*EXERCISE DETAILS*
Find each line that has the string "SRMTID" and give the total, with nothing else.

*Extracts from a graphics dataset*
▼

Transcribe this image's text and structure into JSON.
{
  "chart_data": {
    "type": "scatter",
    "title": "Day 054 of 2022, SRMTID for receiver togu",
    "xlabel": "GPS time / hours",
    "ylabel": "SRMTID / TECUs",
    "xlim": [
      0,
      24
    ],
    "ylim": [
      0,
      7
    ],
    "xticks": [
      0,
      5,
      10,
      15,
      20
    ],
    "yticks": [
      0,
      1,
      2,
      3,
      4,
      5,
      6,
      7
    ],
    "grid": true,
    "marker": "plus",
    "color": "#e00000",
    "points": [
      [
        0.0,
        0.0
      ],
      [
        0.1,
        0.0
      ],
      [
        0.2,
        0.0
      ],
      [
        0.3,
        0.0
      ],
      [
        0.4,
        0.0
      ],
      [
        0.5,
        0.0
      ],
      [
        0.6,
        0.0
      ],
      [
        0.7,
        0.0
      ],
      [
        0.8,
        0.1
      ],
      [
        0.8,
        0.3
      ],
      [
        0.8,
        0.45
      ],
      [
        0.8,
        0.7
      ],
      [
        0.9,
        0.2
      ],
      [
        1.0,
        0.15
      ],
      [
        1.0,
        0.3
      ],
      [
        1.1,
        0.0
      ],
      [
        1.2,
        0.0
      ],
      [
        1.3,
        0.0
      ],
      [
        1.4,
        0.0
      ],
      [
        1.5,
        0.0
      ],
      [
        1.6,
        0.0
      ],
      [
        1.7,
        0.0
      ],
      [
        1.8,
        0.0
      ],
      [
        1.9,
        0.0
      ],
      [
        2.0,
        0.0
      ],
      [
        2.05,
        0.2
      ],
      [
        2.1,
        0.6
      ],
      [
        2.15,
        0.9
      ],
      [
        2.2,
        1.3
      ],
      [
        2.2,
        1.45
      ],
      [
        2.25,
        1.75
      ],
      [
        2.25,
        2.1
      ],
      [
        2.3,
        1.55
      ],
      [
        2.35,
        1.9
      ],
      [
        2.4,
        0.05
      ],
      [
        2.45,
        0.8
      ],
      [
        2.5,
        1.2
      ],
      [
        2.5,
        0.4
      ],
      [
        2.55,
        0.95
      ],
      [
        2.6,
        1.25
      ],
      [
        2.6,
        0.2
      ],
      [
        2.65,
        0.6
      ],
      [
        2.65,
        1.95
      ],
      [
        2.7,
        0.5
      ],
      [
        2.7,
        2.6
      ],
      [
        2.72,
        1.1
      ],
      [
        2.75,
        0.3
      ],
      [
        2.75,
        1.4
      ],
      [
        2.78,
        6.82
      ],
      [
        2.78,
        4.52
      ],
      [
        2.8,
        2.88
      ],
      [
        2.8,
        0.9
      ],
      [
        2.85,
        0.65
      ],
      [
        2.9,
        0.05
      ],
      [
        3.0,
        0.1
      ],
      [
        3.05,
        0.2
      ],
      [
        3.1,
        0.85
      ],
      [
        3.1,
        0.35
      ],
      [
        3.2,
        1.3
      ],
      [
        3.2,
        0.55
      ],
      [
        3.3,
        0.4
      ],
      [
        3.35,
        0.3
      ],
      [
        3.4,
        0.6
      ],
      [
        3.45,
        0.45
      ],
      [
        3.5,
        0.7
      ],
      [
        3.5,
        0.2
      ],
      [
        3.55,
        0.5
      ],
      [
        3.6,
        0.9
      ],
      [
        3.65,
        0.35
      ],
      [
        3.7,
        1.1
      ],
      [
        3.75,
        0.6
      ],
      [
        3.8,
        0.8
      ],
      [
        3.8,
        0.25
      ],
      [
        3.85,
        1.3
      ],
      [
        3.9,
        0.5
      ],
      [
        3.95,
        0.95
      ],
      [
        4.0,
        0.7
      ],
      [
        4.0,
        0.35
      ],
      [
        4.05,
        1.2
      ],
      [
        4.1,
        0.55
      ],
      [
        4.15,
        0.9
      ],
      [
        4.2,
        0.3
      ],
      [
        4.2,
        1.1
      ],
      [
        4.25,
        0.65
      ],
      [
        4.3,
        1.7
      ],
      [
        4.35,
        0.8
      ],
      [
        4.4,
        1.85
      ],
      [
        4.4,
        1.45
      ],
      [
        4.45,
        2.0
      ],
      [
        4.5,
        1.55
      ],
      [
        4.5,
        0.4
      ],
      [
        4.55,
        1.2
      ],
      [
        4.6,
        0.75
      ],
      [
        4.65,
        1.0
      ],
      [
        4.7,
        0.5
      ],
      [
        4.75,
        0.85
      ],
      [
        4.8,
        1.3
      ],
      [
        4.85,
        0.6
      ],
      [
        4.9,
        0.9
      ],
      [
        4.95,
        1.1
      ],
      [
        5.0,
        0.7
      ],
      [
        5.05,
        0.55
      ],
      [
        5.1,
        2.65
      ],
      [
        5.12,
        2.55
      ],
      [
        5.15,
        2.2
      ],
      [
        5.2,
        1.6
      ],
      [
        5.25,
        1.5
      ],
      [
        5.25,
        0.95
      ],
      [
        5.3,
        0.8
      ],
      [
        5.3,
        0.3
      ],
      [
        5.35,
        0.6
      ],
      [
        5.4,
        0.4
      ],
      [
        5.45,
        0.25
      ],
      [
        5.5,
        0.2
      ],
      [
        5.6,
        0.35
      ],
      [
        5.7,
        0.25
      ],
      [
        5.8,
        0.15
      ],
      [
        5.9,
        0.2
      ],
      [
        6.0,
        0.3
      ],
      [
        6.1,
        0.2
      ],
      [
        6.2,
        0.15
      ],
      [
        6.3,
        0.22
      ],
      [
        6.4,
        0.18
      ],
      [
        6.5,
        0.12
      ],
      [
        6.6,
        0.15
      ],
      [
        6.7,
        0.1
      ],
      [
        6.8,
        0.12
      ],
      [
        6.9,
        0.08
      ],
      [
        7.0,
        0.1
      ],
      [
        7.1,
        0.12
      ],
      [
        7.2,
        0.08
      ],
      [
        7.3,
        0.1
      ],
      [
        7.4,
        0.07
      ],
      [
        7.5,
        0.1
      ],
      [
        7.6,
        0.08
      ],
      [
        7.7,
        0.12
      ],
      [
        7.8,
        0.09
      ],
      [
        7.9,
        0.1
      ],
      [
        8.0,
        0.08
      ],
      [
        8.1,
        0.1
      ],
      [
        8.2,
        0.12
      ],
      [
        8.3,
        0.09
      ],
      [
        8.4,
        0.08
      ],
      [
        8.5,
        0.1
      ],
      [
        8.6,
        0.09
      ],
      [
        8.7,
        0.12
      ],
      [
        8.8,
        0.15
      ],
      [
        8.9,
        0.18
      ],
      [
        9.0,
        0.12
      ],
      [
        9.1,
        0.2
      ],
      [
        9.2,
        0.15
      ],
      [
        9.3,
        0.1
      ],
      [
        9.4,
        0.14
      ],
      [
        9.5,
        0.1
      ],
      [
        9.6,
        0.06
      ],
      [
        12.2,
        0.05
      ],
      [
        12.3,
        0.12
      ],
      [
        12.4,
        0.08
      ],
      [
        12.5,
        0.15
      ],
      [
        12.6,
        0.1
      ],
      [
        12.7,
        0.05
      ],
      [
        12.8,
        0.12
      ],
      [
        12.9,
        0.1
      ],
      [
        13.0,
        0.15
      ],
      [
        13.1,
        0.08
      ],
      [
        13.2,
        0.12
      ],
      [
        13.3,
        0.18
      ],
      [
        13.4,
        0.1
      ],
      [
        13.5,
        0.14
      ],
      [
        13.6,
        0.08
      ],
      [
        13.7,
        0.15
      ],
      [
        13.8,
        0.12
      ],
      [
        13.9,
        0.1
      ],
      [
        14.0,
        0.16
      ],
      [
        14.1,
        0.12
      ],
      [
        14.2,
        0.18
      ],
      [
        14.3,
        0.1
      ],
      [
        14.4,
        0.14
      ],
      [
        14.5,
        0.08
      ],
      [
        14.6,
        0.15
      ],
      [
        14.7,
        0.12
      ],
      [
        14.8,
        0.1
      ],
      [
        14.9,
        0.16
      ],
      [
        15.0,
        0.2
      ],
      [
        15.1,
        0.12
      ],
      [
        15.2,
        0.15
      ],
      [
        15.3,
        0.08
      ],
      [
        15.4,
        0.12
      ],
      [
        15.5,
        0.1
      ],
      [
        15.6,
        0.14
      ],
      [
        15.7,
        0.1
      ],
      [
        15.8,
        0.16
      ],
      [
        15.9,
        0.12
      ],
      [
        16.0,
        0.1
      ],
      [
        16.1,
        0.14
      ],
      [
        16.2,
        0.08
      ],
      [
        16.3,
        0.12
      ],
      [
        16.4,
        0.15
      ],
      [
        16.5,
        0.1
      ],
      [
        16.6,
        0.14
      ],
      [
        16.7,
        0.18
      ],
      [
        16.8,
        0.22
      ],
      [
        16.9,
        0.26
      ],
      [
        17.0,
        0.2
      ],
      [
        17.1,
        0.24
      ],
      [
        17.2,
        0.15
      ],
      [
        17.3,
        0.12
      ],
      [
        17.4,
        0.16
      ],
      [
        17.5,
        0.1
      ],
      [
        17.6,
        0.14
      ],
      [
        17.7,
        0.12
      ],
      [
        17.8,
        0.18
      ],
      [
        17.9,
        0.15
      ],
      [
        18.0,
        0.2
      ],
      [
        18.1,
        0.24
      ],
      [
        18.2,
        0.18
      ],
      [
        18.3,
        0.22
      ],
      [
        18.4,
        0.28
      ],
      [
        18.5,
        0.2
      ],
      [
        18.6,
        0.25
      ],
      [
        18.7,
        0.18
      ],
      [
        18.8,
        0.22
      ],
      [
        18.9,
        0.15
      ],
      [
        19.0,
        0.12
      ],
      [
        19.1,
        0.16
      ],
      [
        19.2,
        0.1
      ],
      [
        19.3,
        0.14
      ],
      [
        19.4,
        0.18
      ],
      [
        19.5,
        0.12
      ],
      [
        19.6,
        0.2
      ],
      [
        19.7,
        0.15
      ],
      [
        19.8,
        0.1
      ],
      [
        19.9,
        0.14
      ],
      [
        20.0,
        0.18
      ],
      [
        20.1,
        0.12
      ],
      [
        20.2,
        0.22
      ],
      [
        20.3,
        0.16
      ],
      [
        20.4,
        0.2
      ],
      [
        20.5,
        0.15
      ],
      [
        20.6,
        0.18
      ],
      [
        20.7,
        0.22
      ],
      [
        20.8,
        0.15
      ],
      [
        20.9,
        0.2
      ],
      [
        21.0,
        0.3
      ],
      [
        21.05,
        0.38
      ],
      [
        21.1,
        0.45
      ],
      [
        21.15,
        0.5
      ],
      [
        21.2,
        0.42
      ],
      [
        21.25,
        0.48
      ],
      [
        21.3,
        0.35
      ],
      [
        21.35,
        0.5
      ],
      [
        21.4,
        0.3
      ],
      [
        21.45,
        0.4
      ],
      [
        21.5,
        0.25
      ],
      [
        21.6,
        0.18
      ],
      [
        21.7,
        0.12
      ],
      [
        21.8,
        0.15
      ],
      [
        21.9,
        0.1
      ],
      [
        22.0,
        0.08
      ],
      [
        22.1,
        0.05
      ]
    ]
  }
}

▲

*OUTPUT OF THE TASK*
2